Copy out the tutorial excerpt on running a BSEM convergence loop in R, word for word and in full.

> _PASSAGE SHOWN_
┌────────

In many cases you would need to run the BSEM models multiple times until it has converged. This can take a while and you might want to have R do it for you. This tutorial shows how to use a while loop to increase the number of burnin samples until the model converges, so you can let it run without having to adjust it every time

Convergence loop

You will start by writing the model syntax as always. Then instead of running the blavaan functions as usual, we will run them inside the while loop as follows.

Before the loop starts you need to define a starting BURN <- 0 number of iterations, and a convergence value higher than the desired such as rhat <- 20.

Then the loop will be set stop when the convergence criteria (rhat) is lower than a desired value, like \(\hat{R} < 1.05\), we specify this with while(rhat > 1.05), meaning the the loop will continue as long as rhat is higher than 1.05.

HS.model <- ' visual  =~ x1 + x2 + x3
              textual =~ x4 + x5 + x6
              speed   =~ x7 + x8 + x9 '

BURN <- 0
rhat <- 20
while(rhat > 1.05) {
  
  BURN <- BURN + 1000 ### increase burn in by 1000 iterations every time
  
  fit <- bcfa(HS.model, std.lv=T, 
              data=HolzingerSwineford1939, 
              n.chains = 3, burnin = BURN,
              sample=1000)

└────────

> _RECORDED INFORMATION_
┌────────

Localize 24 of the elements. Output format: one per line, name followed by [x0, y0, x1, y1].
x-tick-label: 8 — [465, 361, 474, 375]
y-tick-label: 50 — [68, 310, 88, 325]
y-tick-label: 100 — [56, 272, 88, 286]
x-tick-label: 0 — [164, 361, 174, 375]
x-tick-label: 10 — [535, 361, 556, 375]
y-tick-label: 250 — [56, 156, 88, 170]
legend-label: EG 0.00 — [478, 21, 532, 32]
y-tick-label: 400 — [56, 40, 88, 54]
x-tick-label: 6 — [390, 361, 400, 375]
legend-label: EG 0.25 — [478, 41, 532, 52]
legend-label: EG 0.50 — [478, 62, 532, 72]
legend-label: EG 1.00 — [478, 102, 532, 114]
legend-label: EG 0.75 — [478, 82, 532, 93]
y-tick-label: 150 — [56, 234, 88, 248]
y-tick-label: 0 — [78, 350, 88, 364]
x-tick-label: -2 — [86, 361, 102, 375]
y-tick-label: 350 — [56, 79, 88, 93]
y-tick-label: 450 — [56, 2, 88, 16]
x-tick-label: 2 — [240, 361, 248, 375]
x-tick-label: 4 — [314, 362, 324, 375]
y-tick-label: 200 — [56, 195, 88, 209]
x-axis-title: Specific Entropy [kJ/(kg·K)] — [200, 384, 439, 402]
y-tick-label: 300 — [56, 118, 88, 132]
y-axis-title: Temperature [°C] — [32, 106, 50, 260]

└────────

> _FINAL ANSWER_
In many cases you would need to run the BSEM models multiple times until it has converged. This can take a while and you might want to have R do it for you. This tutorial shows how to use a while loop to increase the number of burnin samples until the model converges, so you can let it run without having to adjust it every time

Convergence loop

You will start by writing the model syntax as always. Then instead of running the blavaan functions as usual, we will run them inside the while loop as follows.

Before the loop starts you need to define a starting BURN <- 0 number of iterations, and a convergence value higher than the desired such as rhat <- 20.

Then the loop will be set stop when the convergence criteria (rhat) is lower than a desired value, like \(\hat{R} < 1.05\), we specify this with while(rhat > 1.05), meaning the the loop will continue as long as rhat is higher than 1.05.

HS.model <- ' visual  =~ x1 + x2 + x3
              textual =~ x4 + x5 + x6
              speed   =~ x7 + x8 + x9 '

BURN <- 0
rhat <- 20
while(rhat > 1.05) {
  
  BURN <- BURN + 1000 ### increase burn in by 1000 iterations every time
  
  fit <- bcfa(HS.model, std.lv=T, 
              data=HolzingerSwineford1939, 
              n.chains = 3, burnin = BURN,
              sample=1000)